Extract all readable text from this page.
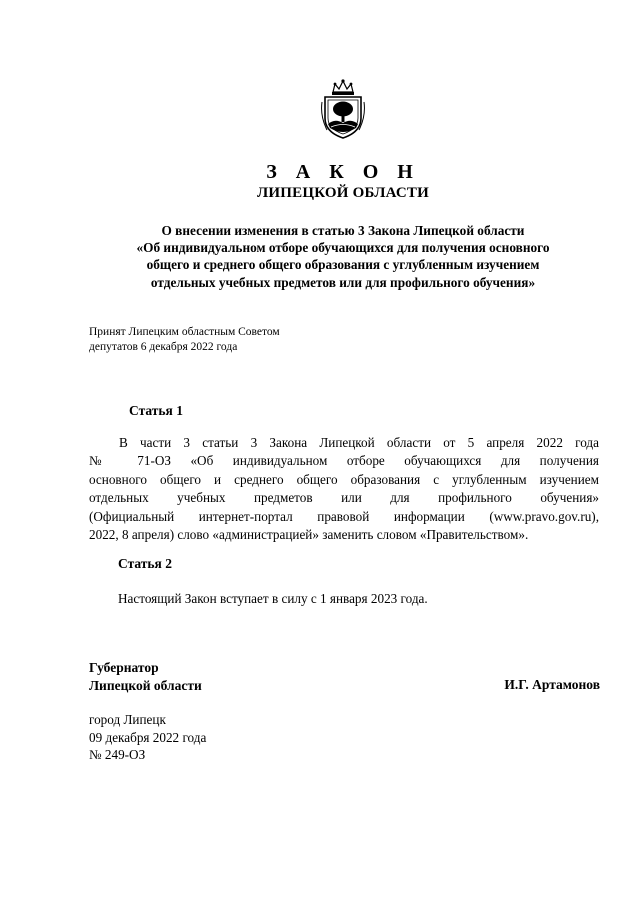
З А К О Н
ЛИПЕЦКОЙ ОБЛАСТИ
О внесении изменения в статью 3 Закона Липецкой области
«Об индивидуальном отборе обучающихся для получения основного
общего и среднего общего образования с углубленным изучением
отдельных учебных предметов или для профильного обучения»
Принят Липецким областным Советом
депутатов 6 декабря 2022 года
Статья 1
В части 3 статьи 3 Закона Липецкой области от 5 апреля 2022 года
№ 71-ОЗ «Об индивидуальном отборе обучающихся для получения
основного общего и среднего общего образования с углубленным изучением
отдельных учебных предметов или для профильного обучения»
(Официальный интернет-портал правовой информации (www.pravo.gov.ru),
2022, 8 апреля) слово «администрацией» заменить словом «Правительством».
Статья 2
Настоящий Закон вступает в силу с 1 января 2023 года.
Губернатор
Липецкой области	И.Г. Артамонов
город Липецк
09 декабря 2022 года
№ 249-ОЗ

----

Task prompt:
Except for the pictures, reproduce every line exactly.

Worked answer:
Extract all readable text from this page.
З А К О Н
ЛИПЕЦКОЙ ОБЛАСТИ
О внесении изменения в статью 3 Закона Липецкой области
«Об индивидуальном отборе обучающихся для получения основного
общего и среднего общего образования с углубленным изучением
отдельных учебных предметов или для профильного обучения»
Принят Липецким областным Советом
депутатов 6 декабря 2022 года
Статья 1
В части 3 статьи 3 Закона Липецкой области от 5 апреля 2022 года
№ 71-ОЗ «Об индивидуальном отборе обучающихся для получения
основного общего и среднего общего образования с углубленным изучением
отдельных учебных предметов или для профильного обучения»
(Официальный интернет-портал правовой информации (www.pravo.gov.ru),
2022, 8 апреля) слово «администрацией» заменить словом «Правительством».
Статья 2
Настоящий Закон вступает в силу с 1 января 2023 года.
Губернатор
Липецкой области	И.Г. Артамонов
город Липецк
09 декабря 2022 года
№ 249-ОЗ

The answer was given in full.